WRITTEN TASK. Go over the entries below line by line, copying each one that contains the word "Курсы".

------ AVAILABLE DATA ------

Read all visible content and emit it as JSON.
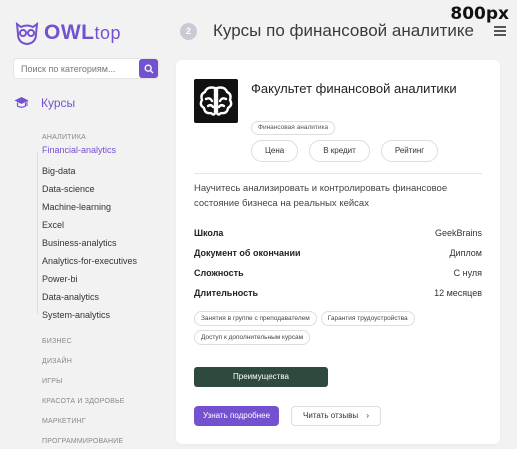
{
  "brand": {
    "owl": "OWL",
    "top": "top",
    "accent": "#7351cf"
  },
  "search": {
    "placeholder": "Поиск по категориям...",
    "icon": "search-icon"
  },
  "sidebar": {
    "courses_label": "Курсы",
    "group_label": "Аналитика",
    "items": [
      "Financial-analytics",
      "Big-data",
      "Data-science",
      "Machine-learning",
      "Excel",
      "Business-analytics",
      "Analytics-for-executives",
      "Power-bi",
      "Data-analytics",
      "System-analytics"
    ],
    "categories": [
      "Бизнес",
      "Дизайн",
      "Игры",
      "Красота и здоровье",
      "Маркетинг",
      "Программирование"
    ]
  },
  "header": {
    "badge": "2",
    "title": "Курсы по финансовой аналитике",
    "corner_label": "800px"
  },
  "course": {
    "title": "Факультет финансовой аналитики",
    "category": "Финансовая аналитика",
    "pills": [
      "Цена",
      "В кредит",
      "Рейтинг"
    ],
    "description": "Научитесь анализировать и контролировать финансовое состояние бизнеса на реальных кейсах",
    "props": [
      {
        "key": "Школа",
        "value": "GeekBrains"
      },
      {
        "key": "Документ об окончании",
        "value": "Диплом"
      },
      {
        "key": "Сложность",
        "value": "С нуля"
      },
      {
        "key": "Длительность",
        "value": "12 месяцев"
      }
    ],
    "tags": [
      "Занятия в группе с преподавателем",
      "Гарантия трудоустройства",
      "Доступ к дополнительным курсам"
    ],
    "advantages_label": "Преимущества",
    "more_label": "Узнать подробнее",
    "reviews_label": "Читать отзывы"
  }
}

------

OUTPUT FOR THIS TASK.
    "courses_label": "Курсы",
    "title": "Курсы по финансовой аналитике",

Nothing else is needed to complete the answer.